** Start of Records for the task **

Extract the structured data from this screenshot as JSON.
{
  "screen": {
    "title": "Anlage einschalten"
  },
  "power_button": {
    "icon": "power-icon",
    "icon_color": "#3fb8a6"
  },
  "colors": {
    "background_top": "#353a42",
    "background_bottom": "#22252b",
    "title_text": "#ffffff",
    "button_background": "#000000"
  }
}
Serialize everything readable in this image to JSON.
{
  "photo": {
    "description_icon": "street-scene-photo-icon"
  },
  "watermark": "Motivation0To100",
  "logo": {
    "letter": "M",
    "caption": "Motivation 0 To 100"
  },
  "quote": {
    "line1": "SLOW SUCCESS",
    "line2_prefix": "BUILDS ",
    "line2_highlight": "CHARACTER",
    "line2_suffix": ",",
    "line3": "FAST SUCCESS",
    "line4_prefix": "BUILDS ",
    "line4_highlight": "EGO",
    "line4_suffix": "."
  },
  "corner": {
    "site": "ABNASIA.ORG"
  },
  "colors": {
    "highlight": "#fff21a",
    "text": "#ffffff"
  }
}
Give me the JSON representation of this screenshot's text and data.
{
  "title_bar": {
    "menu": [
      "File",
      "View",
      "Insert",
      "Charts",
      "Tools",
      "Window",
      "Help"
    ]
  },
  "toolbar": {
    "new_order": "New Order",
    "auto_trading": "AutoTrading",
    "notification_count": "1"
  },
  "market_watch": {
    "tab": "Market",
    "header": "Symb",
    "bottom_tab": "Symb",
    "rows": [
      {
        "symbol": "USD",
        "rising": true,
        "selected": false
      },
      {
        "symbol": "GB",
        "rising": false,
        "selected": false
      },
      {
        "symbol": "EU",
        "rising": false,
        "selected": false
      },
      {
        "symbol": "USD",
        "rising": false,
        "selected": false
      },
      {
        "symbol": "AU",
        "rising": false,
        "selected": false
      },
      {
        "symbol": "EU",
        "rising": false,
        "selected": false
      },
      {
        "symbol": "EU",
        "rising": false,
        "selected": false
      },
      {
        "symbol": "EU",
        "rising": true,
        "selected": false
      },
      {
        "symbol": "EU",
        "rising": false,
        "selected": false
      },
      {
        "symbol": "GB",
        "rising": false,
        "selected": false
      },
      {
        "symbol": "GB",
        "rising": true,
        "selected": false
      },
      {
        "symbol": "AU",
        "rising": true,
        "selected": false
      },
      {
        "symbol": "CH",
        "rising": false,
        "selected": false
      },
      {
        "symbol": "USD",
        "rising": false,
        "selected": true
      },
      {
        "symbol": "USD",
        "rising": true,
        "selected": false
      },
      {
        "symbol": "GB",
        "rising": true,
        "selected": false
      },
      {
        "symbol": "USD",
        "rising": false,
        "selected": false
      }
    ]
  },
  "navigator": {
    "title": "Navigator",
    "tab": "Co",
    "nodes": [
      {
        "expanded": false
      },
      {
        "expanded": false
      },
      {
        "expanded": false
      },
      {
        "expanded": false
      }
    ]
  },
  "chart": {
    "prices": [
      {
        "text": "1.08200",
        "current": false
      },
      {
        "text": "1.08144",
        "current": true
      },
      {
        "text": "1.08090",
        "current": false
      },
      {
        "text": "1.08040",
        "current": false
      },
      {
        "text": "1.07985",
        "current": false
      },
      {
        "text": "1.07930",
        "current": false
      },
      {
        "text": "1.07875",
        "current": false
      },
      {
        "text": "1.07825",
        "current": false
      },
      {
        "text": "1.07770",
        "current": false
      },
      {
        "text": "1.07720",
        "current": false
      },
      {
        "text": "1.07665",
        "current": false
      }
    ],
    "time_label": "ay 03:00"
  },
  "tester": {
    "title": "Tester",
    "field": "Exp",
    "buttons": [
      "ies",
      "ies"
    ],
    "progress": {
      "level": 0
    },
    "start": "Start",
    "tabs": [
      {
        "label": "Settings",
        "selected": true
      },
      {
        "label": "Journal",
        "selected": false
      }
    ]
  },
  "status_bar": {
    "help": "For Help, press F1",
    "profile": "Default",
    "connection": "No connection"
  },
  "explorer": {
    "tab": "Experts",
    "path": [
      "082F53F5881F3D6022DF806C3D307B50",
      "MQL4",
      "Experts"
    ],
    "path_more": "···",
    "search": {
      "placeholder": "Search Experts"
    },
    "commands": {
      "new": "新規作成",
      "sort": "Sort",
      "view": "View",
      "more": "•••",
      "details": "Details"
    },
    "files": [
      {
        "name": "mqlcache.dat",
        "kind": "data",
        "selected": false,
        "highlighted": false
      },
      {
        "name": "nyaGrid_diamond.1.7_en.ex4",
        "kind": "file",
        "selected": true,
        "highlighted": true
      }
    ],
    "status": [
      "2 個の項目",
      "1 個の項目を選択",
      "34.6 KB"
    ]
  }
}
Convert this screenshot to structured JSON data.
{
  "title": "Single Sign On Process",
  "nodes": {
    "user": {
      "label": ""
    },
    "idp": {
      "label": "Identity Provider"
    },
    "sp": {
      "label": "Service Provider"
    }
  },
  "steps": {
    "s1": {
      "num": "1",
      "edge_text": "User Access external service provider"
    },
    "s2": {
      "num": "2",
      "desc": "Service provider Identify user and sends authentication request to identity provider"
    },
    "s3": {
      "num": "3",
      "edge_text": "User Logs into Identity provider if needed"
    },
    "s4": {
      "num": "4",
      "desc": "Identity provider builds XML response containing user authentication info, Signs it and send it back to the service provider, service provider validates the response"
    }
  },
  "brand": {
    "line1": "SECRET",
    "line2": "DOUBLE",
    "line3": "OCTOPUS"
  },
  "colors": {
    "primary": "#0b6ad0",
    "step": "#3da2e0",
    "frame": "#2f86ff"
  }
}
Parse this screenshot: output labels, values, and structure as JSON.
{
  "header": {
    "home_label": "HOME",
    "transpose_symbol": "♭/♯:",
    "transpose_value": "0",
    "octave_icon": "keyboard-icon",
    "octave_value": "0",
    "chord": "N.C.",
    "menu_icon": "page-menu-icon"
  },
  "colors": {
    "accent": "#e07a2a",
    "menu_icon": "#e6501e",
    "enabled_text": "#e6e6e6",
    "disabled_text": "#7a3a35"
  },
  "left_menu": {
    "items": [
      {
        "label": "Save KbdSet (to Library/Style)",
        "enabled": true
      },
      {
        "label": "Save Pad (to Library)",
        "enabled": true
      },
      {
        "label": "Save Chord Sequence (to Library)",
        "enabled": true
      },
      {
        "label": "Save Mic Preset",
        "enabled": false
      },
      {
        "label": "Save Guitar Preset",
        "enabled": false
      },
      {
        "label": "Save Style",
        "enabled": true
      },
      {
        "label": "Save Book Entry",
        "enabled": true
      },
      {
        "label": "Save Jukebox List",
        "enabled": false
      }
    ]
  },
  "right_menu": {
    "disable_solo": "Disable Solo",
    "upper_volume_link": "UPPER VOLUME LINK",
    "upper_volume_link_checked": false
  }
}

** End of Records for the task **

## Short problem
Using the records above, copy every line that has the word "data" in it.

## Solution to this exercise
Extract the structured data from this screenshot as JSON.
Give me the JSON representation of this screenshot's text and data.
        "kind": "data",
Convert this screenshot to structured JSON data.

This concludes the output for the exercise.